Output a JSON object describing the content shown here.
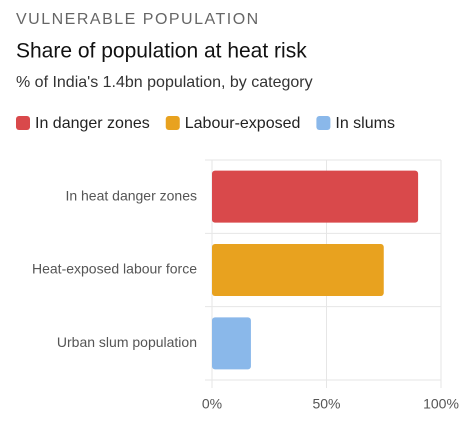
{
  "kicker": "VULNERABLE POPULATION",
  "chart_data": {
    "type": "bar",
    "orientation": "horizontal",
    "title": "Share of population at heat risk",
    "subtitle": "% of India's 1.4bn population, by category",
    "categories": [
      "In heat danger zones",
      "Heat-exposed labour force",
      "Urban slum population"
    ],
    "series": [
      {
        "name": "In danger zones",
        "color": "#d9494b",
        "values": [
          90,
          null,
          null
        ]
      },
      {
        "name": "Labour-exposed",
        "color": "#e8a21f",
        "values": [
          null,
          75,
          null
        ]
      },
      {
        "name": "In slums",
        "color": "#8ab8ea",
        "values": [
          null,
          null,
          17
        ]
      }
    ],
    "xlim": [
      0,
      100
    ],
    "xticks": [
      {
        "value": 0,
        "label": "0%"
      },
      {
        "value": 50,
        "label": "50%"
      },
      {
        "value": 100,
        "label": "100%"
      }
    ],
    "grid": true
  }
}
-----
Required work →
Check every line in the material above for the string "danger", then give only the number of lines that have it.

Task answer →
2